** YOUR TASK **
Print the whole listing exactly.

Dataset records
--- start ---

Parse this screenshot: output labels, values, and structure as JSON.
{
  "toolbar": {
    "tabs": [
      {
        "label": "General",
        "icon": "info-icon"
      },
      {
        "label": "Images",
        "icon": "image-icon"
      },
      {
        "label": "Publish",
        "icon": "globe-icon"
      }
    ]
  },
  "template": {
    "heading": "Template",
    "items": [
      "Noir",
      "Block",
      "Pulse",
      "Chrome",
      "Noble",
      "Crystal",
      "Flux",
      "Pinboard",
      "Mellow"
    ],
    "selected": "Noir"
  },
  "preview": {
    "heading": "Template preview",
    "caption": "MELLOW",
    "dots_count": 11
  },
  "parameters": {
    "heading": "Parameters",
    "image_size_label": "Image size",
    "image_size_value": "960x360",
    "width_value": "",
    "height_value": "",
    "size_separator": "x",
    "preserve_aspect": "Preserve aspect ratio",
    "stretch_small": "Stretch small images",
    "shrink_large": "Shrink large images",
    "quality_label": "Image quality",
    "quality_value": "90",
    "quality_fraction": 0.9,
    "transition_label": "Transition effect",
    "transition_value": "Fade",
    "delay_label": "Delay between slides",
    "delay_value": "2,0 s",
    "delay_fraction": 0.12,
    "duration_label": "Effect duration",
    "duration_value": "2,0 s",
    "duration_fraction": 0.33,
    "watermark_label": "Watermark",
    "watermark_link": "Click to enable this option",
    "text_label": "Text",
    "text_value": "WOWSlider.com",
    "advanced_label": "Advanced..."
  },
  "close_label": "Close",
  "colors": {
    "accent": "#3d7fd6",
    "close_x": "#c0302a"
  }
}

--- end ---

** OUTPUT FOR THIS TASK **
Parse this screenshot: output labels, values, and structure as JSON.
{
  "toolbar": {
    "tabs": [
      {
        "label": "General",
        "icon": "info-icon"
      },
      {
        "label": "Images",
        "icon": "image-icon"
      },
      {
        "label": "Publish",
        "icon": "globe-icon"
      }
    ]
  },
  "template": {
    "heading": "Template",
    "items": [
      "Noir",
      "Block",
      "Pulse",
      "Chrome",
      "Noble",
      "Crystal",
      "Flux",
      "Pinboard",
      "Mellow"
    ],
    "selected": "Noir"
  },
  "preview": {
    "heading": "Template preview",
    "caption": "MELLOW",
    "dots_count": 11
  },
  "parameters": {
    "heading": "Parameters",
    "image_size_label": "Image size",
    "image_size_value": "960x360",
    "width_value": "",
    "height_value": "",
    "size_separator": "x",
    "preserve_aspect": "Preserve aspect ratio",
    "stretch_small": "Stretch small images",
    "shrink_large": "Shrink large images",
    "quality_label": "Image quality",
    "quality_value": "90",
    "quality_fraction": 0.9,
    "transition_label": "Transition effect",
    "transition_value": "Fade",
    "delay_label": "Delay between slides",
    "delay_value": "2,0 s",
    "delay_fraction": 0.12,
    "duration_label": "Effect duration",
    "duration_value": "2,0 s",
    "duration_fraction": 0.33,
    "watermark_label": "Watermark",
    "watermark_link": "Click to enable this option",
    "text_label": "Text",
    "text_value": "WOWSlider.com",
    "advanced_label": "Advanced..."
  },
  "close_label": "Close",
  "colors": {
    "accent": "#3d7fd6",
    "close_x": "#c0302a"
  }
}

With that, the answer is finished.